From the listing below, tally the lines that include "Components". Return only the total.
[start]
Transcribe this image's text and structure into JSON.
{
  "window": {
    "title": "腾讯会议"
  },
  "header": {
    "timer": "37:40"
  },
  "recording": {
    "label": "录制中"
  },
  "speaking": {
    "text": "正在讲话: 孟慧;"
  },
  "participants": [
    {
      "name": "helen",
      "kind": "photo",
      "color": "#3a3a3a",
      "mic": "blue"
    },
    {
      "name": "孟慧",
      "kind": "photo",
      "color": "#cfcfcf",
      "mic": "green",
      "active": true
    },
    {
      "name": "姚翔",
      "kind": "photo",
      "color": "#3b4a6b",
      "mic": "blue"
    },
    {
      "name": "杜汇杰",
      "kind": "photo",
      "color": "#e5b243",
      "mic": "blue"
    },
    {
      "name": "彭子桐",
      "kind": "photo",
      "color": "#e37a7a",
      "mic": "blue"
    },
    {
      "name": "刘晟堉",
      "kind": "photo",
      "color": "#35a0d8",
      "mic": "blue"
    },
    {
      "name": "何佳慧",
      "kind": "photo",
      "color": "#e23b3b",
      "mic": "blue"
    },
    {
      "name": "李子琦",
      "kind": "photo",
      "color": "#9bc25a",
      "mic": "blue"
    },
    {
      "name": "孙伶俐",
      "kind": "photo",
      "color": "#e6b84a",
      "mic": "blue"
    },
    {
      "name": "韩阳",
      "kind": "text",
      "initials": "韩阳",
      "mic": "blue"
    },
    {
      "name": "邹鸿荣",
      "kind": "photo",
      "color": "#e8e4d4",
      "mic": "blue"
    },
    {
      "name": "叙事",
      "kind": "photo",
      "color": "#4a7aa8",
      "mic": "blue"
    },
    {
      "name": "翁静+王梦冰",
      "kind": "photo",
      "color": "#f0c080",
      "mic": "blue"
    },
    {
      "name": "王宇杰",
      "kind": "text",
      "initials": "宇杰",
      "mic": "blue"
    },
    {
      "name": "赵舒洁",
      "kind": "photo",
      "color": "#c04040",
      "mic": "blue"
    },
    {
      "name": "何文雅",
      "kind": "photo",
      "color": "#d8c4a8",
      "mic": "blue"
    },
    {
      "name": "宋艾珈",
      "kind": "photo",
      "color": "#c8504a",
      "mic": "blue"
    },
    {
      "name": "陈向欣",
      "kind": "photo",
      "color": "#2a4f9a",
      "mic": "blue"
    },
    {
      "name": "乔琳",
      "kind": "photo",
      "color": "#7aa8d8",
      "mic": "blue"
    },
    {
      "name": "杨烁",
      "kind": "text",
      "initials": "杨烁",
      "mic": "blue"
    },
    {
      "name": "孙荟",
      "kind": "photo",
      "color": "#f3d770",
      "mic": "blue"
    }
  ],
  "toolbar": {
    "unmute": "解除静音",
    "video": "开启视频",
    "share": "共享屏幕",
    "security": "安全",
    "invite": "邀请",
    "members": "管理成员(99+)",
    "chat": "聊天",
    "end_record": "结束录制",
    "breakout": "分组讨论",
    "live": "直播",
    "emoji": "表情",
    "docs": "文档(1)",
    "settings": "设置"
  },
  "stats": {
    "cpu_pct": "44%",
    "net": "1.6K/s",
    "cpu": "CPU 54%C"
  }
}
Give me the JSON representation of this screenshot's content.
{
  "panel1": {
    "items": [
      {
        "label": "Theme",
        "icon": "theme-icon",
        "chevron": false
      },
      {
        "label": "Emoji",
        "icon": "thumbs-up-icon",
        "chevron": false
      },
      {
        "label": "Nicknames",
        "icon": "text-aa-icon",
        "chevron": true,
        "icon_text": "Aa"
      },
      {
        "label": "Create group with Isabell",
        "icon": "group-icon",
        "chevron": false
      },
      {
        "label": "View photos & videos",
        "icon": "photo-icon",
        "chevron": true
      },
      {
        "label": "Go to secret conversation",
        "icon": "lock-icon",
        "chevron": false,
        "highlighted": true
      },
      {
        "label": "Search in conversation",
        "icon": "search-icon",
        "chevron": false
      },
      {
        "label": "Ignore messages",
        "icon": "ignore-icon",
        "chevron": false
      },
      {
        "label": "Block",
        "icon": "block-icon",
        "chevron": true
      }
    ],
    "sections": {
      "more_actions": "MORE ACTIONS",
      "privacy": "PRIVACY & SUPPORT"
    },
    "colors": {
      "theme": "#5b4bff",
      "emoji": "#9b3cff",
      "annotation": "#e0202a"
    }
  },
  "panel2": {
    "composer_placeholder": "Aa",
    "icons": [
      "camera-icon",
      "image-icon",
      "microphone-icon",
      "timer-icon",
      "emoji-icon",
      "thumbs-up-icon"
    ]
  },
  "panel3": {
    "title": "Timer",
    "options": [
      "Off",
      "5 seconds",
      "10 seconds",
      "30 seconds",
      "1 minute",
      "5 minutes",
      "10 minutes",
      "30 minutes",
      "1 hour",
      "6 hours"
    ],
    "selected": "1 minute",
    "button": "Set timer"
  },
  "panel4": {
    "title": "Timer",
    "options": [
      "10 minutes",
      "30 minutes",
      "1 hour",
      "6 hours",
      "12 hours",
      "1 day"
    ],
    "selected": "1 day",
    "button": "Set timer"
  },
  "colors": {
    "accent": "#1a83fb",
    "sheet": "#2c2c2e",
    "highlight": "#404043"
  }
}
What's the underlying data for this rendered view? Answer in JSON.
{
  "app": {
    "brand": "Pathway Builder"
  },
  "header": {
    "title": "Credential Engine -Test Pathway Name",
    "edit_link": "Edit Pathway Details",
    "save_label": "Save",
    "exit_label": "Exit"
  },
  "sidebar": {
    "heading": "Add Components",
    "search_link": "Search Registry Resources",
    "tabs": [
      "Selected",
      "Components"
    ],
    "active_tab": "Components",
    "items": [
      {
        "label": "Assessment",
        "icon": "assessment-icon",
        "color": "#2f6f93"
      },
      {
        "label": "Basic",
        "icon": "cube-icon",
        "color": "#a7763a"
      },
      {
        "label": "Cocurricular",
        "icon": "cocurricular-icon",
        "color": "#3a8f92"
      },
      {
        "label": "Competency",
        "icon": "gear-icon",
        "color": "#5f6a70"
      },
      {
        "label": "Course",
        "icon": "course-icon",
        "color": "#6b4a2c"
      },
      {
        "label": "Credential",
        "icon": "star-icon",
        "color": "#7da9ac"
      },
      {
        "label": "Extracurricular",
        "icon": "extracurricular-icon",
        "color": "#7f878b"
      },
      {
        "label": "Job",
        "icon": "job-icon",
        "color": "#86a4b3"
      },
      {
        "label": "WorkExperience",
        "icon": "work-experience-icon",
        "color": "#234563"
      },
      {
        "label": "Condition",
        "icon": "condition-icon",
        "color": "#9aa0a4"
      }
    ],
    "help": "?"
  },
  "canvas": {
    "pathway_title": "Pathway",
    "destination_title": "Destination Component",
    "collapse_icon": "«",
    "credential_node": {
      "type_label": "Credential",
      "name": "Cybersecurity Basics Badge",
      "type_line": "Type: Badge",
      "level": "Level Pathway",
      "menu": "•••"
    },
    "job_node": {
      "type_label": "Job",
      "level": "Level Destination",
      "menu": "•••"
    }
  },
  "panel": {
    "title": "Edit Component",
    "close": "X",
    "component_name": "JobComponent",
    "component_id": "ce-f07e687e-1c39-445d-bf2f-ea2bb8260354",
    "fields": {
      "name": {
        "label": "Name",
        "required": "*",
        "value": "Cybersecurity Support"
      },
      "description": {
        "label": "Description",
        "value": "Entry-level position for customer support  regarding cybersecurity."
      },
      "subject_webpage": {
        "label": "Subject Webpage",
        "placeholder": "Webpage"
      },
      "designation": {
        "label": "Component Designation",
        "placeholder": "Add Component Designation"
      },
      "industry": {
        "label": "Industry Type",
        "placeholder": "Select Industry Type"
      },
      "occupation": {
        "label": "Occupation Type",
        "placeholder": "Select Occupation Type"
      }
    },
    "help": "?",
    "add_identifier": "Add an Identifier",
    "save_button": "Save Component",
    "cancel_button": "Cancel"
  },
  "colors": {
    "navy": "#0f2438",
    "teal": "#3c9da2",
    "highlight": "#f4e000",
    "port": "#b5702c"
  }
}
[end]
• _Answer to the problem_
3